Challenge: Repeat the listing below in full, exactly as it stands.

## start Data entries

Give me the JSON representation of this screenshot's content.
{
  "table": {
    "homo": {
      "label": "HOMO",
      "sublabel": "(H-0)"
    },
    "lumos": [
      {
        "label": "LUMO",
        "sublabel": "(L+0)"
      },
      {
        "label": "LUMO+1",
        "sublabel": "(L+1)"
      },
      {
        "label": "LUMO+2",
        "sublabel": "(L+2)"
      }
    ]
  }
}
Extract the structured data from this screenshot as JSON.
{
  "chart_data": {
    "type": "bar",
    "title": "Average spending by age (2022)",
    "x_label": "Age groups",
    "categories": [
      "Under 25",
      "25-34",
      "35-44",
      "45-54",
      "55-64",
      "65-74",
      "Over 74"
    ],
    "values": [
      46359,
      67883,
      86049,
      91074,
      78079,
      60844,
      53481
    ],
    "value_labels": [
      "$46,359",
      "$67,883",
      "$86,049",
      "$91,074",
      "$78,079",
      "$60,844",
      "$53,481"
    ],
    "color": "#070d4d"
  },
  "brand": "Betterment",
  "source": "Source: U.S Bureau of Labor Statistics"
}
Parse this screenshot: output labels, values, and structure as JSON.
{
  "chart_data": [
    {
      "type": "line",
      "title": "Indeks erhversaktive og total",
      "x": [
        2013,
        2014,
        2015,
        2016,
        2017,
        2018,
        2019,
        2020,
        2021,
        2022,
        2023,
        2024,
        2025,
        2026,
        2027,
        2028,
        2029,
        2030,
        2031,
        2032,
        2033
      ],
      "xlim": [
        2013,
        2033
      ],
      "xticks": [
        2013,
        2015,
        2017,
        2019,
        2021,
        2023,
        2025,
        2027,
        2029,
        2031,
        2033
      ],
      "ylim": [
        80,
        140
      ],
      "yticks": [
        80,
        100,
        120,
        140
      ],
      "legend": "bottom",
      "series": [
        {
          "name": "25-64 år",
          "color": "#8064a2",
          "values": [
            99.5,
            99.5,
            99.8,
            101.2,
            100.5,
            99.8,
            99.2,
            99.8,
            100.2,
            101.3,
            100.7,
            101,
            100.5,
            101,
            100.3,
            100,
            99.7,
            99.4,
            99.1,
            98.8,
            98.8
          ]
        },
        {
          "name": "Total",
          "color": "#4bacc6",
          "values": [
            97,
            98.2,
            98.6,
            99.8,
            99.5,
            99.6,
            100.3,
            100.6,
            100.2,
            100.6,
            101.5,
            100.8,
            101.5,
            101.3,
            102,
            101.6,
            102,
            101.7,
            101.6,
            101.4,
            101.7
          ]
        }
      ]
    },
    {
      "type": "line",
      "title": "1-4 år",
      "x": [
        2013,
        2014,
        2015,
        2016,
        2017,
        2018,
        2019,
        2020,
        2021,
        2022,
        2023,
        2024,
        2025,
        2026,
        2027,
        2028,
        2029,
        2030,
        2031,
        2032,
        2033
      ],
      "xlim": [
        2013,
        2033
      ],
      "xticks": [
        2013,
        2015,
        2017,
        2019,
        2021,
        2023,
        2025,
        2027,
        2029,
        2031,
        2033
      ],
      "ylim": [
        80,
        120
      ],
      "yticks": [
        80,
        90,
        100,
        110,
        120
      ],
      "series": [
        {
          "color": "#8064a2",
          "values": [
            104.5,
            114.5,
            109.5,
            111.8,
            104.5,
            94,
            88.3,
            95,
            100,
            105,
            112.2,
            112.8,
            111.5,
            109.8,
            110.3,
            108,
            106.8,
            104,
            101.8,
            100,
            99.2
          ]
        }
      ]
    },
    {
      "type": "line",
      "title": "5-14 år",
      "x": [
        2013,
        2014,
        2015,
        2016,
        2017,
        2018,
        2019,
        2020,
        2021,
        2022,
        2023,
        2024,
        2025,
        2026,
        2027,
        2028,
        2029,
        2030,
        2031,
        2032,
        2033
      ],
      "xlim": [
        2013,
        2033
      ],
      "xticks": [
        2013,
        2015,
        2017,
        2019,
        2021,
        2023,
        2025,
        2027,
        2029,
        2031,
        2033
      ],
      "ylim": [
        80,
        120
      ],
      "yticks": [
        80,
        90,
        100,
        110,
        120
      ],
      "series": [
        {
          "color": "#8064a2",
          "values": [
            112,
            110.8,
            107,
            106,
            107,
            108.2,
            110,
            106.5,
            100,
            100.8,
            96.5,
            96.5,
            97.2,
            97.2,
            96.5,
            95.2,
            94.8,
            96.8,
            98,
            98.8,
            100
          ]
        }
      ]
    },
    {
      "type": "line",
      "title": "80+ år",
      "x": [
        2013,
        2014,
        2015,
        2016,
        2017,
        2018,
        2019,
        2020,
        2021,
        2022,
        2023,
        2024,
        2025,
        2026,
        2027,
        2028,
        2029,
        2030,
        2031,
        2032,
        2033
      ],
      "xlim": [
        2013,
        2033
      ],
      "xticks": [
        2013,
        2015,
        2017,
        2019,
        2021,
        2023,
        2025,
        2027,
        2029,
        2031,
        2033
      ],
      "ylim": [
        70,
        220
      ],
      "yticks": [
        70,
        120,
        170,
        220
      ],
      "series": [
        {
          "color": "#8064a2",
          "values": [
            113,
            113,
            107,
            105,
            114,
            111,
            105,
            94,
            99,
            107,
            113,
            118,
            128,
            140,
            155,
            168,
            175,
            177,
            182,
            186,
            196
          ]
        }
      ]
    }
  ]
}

## end Data entries

Response for this exercise:
Give me the JSON representation of this screenshot's content.
{
  "table": {
    "homo": {
      "label": "HOMO",
      "sublabel": "(H-0)"
    },
    "lumos": [
      {
        "label": "LUMO",
        "sublabel": "(L+0)"
      },
      {
        "label": "LUMO+1",
        "sublabel": "(L+1)"
      },
      {
        "label": "LUMO+2",
        "sublabel": "(L+2)"
      }
    ]
  }
}
Extract the structured data from this screenshot as JSON.
{
  "chart_data": {
    "type": "bar",
    "title": "Average spending by age (2022)",
    "x_label": "Age groups",
    "categories": [
      "Under 25",
      "25-34",
      "35-44",
      "45-54",
      "55-64",
      "65-74",
      "Over 74"
    ],
    "values": [
      46359,
      67883,
      86049,
      91074,
      78079,
      60844,
      53481
    ],
    "value_labels": [
      "$46,359",
      "$67,883",
      "$86,049",
      "$91,074",
      "$78,079",
      "$60,844",
      "$53,481"
    ],
    "color": "#070d4d"
  },
  "brand": "Betterment",
  "source": "Source: U.S Bureau of Labor Statistics"
}
Parse this screenshot: output labels, values, and structure as JSON.
{
  "chart_data": [
    {
      "type": "line",
      "title": "Indeks erhversaktive og total",
      "x": [
        2013,
        2014,
        2015,
        2016,
        2017,
        2018,
        2019,
        2020,
        2021,
        2022,
        2023,
        2024,
        2025,
        2026,
        2027,
        2028,
        2029,
        2030,
        2031,
        2032,
        2033
      ],
      "xlim": [
        2013,
        2033
      ],
      "xticks": [
        2013,
        2015,
        2017,
        2019,
        2021,
        2023,
        2025,
        2027,
        2029,
        2031,
        2033
      ],
      "ylim": [
        80,
        140
      ],
      "yticks": [
        80,
        100,
        120,
        140
      ],
      "legend": "bottom",
      "series": [
        {
          "name": "25-64 år",
          "color": "#8064a2",
          "values": [
            99.5,
            99.5,
            99.8,
            101.2,
            100.5,
            99.8,
            99.2,
            99.8,
            100.2,
            101.3,
            100.7,
            101,
            100.5,
            101,
            100.3,
            100,
            99.7,
            99.4,
            99.1,
            98.8,
            98.8
          ]
        },
        {
          "name": "Total",
          "color": "#4bacc6",
          "values": [
            97,
            98.2,
            98.6,
            99.8,
            99.5,
            99.6,
            100.3,
            100.6,
            100.2,
            100.6,
            101.5,
            100.8,
            101.5,
            101.3,
            102,
            101.6,
            102,
            101.7,
            101.6,
            101.4,
            101.7
          ]
        }
      ]
    },
    {
      "type": "line",
      "title": "1-4 år",
      "x": [
        2013,
        2014,
        2015,
        2016,
        2017,
        2018,
        2019,
        2020,
        2021,
        2022,
        2023,
        2024,
        2025,
        2026,
        2027,
        2028,
        2029,
        2030,
        2031,
        2032,
        2033
      ],
      "xlim": [
        2013,
        2033
      ],
      "xticks": [
        2013,
        2015,
        2017,
        2019,
        2021,
        2023,
        2025,
        2027,
        2029,
        2031,
        2033
      ],
      "ylim": [
        80,
        120
      ],
      "yticks": [
        80,
        90,
        100,
        110,
        120
      ],
      "series": [
        {
          "color": "#8064a2",
          "values": [
            104.5,
            114.5,
            109.5,
            111.8,
            104.5,
            94,
            88.3,
            95,
            100,
            105,
            112.2,
            112.8,
            111.5,
            109.8,
            110.3,
            108,
            106.8,
            104,
            101.8,
            100,
            99.2
          ]
        }
      ]
    },
    {
      "type": "line",
      "title": "5-14 år",
      "x": [
        2013,
        2014,
        2015,
        2016,
        2017,
        2018,
        2019,
        2020,
        2021,
        2022,
        2023,
        2024,
        2025,
        2026,
        2027,
        2028,
        2029,
        2030,
        2031,
        2032,
        2033
      ],
      "xlim": [
        2013,
        2033
      ],
      "xticks": [
        2013,
        2015,
        2017,
        2019,
        2021,
        2023,
        2025,
        2027,
        2029,
        2031,
        2033
      ],
      "ylim": [
        80,
        120
      ],
      "yticks": [
        80,
        90,
        100,
        110,
        120
      ],
      "series": [
        {
          "color": "#8064a2",
          "values": [
            112,
            110.8,
            107,
            106,
            107,
            108.2,
            110,
            106.5,
            100,
            100.8,
            96.5,
            96.5,
            97.2,
            97.2,
            96.5,
            95.2,
            94.8,
            96.8,
            98,
            98.8,
            100
          ]
        }
      ]
    },
    {
      "type": "line",
      "title": "80+ år",
      "x": [
        2013,
        2014,
        2015,
        2016,
        2017,
        2018,
        2019,
        2020,
        2021,
        2022,
        2023,
        2024,
        2025,
        2026,
        2027,
        2028,
        2029,
        2030,
        2031,
        2032,
        2033
      ],
      "xlim": [
        2013,
        2033
      ],
      "xticks": [
        2013,
        2015,
        2017,
        2019,
        2021,
        2023,
        2025,
        2027,
        2029,
        2031,
        2033
      ],
      "ylim": [
        70,
        220
      ],
      "yticks": [
        70,
        120,
        170,
        220
      ],
      "series": [
        {
          "color": "#8064a2",
          "values": [
            113,
            113,
            107,
            105,
            114,
            111,
            105,
            94,
            99,
            107,
            113,
            118,
            128,
            140,
            155,
            168,
            175,
            177,
            182,
            186,
            196
          ]
        }
      ]
    }
  ]
}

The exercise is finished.